■ Required work:
Repeat each record exactly as written, and drop any images.

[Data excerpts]

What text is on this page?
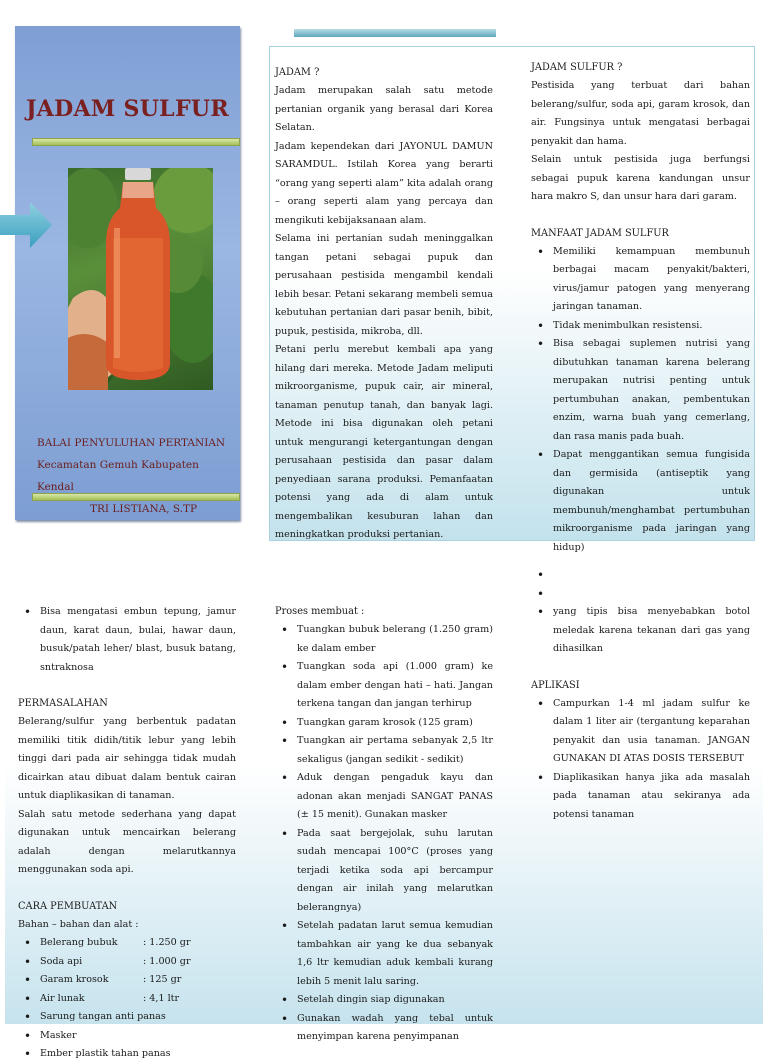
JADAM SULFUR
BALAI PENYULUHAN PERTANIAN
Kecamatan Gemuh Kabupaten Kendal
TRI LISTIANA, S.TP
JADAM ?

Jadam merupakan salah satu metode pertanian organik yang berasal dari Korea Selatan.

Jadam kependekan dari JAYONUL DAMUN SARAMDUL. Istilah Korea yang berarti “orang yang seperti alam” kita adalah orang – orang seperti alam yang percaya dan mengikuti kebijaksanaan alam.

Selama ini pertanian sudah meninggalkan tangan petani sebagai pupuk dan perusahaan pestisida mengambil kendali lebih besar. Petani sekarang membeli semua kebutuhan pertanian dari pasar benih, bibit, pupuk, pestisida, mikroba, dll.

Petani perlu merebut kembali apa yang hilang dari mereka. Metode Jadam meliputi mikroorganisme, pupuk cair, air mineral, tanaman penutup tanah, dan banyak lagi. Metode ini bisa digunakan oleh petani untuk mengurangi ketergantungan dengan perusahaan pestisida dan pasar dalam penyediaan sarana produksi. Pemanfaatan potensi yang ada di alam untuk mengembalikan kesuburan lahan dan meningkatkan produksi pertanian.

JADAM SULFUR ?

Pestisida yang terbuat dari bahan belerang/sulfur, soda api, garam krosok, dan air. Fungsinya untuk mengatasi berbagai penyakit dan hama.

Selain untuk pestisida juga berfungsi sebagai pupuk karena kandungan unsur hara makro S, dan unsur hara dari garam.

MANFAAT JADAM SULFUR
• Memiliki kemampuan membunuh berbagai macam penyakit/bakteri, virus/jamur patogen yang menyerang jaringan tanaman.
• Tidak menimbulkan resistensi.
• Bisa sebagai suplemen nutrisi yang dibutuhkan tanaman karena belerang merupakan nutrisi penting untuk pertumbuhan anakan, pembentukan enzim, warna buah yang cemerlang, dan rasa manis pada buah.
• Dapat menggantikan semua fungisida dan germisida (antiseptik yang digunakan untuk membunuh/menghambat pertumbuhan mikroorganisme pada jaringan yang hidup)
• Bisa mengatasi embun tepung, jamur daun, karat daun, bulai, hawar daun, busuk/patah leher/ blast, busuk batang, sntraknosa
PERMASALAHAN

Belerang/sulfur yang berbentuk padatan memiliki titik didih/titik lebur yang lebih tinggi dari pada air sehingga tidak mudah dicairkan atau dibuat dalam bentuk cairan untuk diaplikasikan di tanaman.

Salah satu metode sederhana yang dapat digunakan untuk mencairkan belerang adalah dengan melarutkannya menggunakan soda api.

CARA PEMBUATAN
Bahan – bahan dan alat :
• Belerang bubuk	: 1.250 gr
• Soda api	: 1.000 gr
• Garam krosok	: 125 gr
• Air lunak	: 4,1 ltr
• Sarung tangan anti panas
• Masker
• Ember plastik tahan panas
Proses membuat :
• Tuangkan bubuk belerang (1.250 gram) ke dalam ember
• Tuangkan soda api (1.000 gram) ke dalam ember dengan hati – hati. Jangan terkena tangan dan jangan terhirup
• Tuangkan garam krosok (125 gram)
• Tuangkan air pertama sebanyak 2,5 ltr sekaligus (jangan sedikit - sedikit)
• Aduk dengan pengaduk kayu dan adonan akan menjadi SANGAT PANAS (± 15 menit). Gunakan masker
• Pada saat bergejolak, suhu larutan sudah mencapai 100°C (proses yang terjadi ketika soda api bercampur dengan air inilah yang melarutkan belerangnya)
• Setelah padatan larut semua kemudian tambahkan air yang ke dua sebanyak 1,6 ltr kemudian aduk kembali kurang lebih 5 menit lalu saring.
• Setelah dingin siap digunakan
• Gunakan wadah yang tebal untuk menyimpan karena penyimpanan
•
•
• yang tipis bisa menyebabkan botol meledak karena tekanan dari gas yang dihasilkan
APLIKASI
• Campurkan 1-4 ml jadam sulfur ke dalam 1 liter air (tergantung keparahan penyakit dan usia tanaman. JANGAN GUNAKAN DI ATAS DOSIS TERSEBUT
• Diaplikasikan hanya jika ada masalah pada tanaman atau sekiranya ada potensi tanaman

■ Response to this task:
What text is on this page?
JADAM SULFUR
BALAI PENYULUHAN PERTANIAN
Kecamatan Gemuh Kabupaten Kendal
TRI LISTIANA, S.TP
JADAM ?

Jadam merupakan salah satu metode pertanian organik yang berasal dari Korea Selatan.

Jadam kependekan dari JAYONUL DAMUN SARAMDUL. Istilah Korea yang berarti “orang yang seperti alam” kita adalah orang – orang seperti alam yang percaya dan mengikuti kebijaksanaan alam.

Selama ini pertanian sudah meninggalkan tangan petani sebagai pupuk dan perusahaan pestisida mengambil kendali lebih besar. Petani sekarang membeli semua kebutuhan pertanian dari pasar benih, bibit, pupuk, pestisida, mikroba, dll.

Petani perlu merebut kembali apa yang hilang dari mereka. Metode Jadam meliputi mikroorganisme, pupuk cair, air mineral, tanaman penutup tanah, dan banyak lagi. Metode ini bisa digunakan oleh petani untuk mengurangi ketergantungan dengan perusahaan pestisida dan pasar dalam penyediaan sarana produksi. Pemanfaatan potensi yang ada di alam untuk mengembalikan kesuburan lahan dan meningkatkan produksi pertanian.

JADAM SULFUR ?

Pestisida yang terbuat dari bahan belerang/sulfur, soda api, garam krosok, dan air. Fungsinya untuk mengatasi berbagai penyakit dan hama.

Selain untuk pestisida juga berfungsi sebagai pupuk karena kandungan unsur hara makro S, dan unsur hara dari garam.

MANFAAT JADAM SULFUR
• Memiliki kemampuan membunuh berbagai macam penyakit/bakteri, virus/jamur patogen yang menyerang jaringan tanaman.
• Tidak menimbulkan resistensi.
• Bisa sebagai suplemen nutrisi yang dibutuhkan tanaman karena belerang merupakan nutrisi penting untuk pertumbuhan anakan, pembentukan enzim, warna buah yang cemerlang, dan rasa manis pada buah.
• Dapat menggantikan semua fungisida dan germisida (antiseptik yang digunakan untuk membunuh/menghambat pertumbuhan mikroorganisme pada jaringan yang hidup)
• Bisa mengatasi embun tepung, jamur daun, karat daun, bulai, hawar daun, busuk/patah leher/ blast, busuk batang, sntraknosa
PERMASALAHAN

Belerang/sulfur yang berbentuk padatan memiliki titik didih/titik lebur yang lebih tinggi dari pada air sehingga tidak mudah dicairkan atau dibuat dalam bentuk cairan untuk diaplikasikan di tanaman.

Salah satu metode sederhana yang dapat digunakan untuk mencairkan belerang adalah dengan melarutkannya menggunakan soda api.

CARA PEMBUATAN
Bahan – bahan dan alat :
• Belerang bubuk	: 1.250 gr
• Soda api	: 1.000 gr
• Garam krosok	: 125 gr
• Air lunak	: 4,1 ltr
• Sarung tangan anti panas
• Masker
• Ember plastik tahan panas
Proses membuat :
• Tuangkan bubuk belerang (1.250 gram) ke dalam ember
• Tuangkan soda api (1.000 gram) ke dalam ember dengan hati – hati. Jangan terkena tangan dan jangan terhirup
• Tuangkan garam krosok (125 gram)
• Tuangkan air pertama sebanyak 2,5 ltr sekaligus (jangan sedikit - sedikit)
• Aduk dengan pengaduk kayu dan adonan akan menjadi SANGAT PANAS (± 15 menit). Gunakan masker
• Pada saat bergejolak, suhu larutan sudah mencapai 100°C (proses yang terjadi ketika soda api bercampur dengan air inilah yang melarutkan belerangnya)
• Setelah padatan larut semua kemudian tambahkan air yang ke dua sebanyak 1,6 ltr kemudian aduk kembali kurang lebih 5 menit lalu saring.
• Setelah dingin siap digunakan
• Gunakan wadah yang tebal untuk menyimpan karena penyimpanan
•
•
• yang tipis bisa menyebabkan botol meledak karena tekanan dari gas yang dihasilkan
APLIKASI
• Campurkan 1-4 ml jadam sulfur ke dalam 1 liter air (tergantung keparahan penyakit dan usia tanaman. JANGAN GUNAKAN DI ATAS DOSIS TERSEBUT
• Diaplikasikan hanya jika ada masalah pada tanaman atau sekiranya ada potensi tanaman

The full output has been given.